-- START MATERIAL --

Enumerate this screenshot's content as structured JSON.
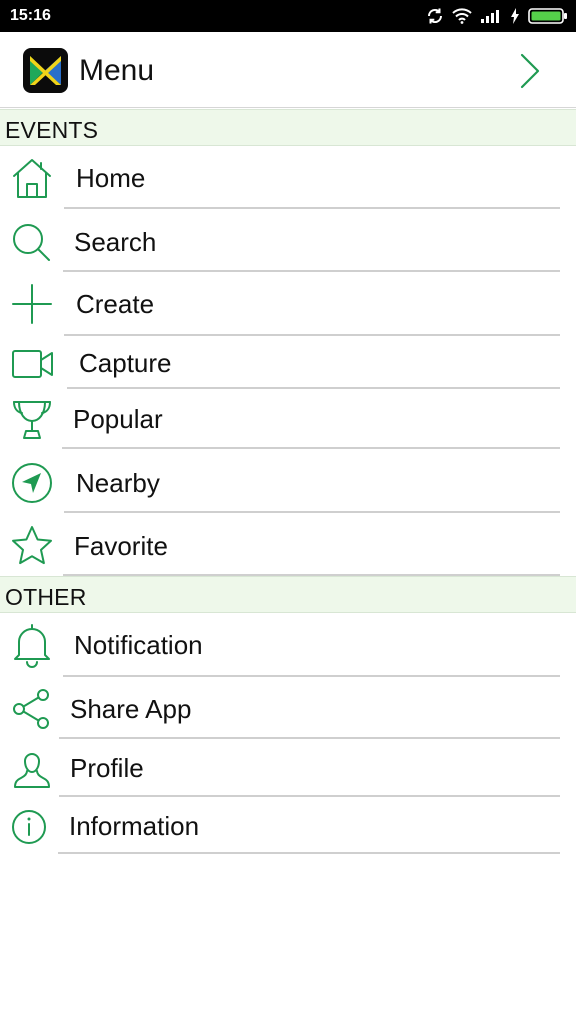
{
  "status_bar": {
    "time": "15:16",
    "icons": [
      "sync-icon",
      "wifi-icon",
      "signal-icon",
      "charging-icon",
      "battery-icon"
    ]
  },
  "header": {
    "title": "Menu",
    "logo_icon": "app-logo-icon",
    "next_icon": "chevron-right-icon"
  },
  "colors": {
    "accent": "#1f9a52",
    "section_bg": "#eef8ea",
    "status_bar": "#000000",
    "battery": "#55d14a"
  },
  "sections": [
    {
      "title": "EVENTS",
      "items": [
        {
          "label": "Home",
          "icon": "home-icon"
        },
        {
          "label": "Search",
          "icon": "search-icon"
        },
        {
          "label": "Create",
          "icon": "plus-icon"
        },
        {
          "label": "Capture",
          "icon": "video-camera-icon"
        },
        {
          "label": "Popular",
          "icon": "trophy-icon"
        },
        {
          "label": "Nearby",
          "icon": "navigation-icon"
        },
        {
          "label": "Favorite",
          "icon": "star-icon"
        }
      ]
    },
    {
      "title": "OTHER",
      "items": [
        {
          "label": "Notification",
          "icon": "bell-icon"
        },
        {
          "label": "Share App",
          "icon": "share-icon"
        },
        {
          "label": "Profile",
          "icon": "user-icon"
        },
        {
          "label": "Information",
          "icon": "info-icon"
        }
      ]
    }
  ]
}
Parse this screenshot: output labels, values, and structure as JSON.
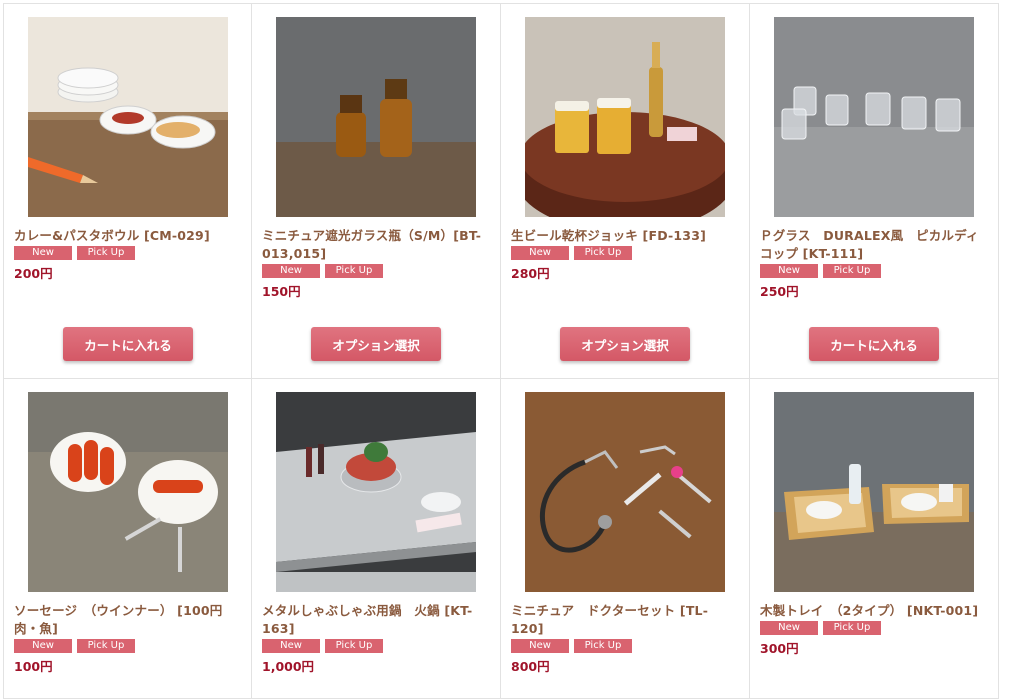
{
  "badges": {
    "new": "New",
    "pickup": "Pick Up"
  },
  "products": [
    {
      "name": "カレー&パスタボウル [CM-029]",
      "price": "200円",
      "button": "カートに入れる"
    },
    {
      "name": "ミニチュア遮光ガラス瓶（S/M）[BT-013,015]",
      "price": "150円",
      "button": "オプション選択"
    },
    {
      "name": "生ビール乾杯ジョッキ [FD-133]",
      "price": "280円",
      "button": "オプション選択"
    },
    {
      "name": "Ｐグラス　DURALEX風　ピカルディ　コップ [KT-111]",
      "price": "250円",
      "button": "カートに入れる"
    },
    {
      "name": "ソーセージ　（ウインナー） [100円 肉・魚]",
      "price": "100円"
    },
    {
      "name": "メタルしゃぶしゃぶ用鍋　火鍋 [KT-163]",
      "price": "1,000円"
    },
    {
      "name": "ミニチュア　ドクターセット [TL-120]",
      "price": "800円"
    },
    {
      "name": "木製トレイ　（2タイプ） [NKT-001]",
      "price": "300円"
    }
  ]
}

-- END MATERIAL --

PROBLEM DESCRIPTION:
Find the string "screenshot" in the records, then copy each line where it occurs.

EXPECTED ANSWER:
Enumerate this screenshot's content as structured JSON.
Parse this screenshot: output labels, values, and structure as JSON.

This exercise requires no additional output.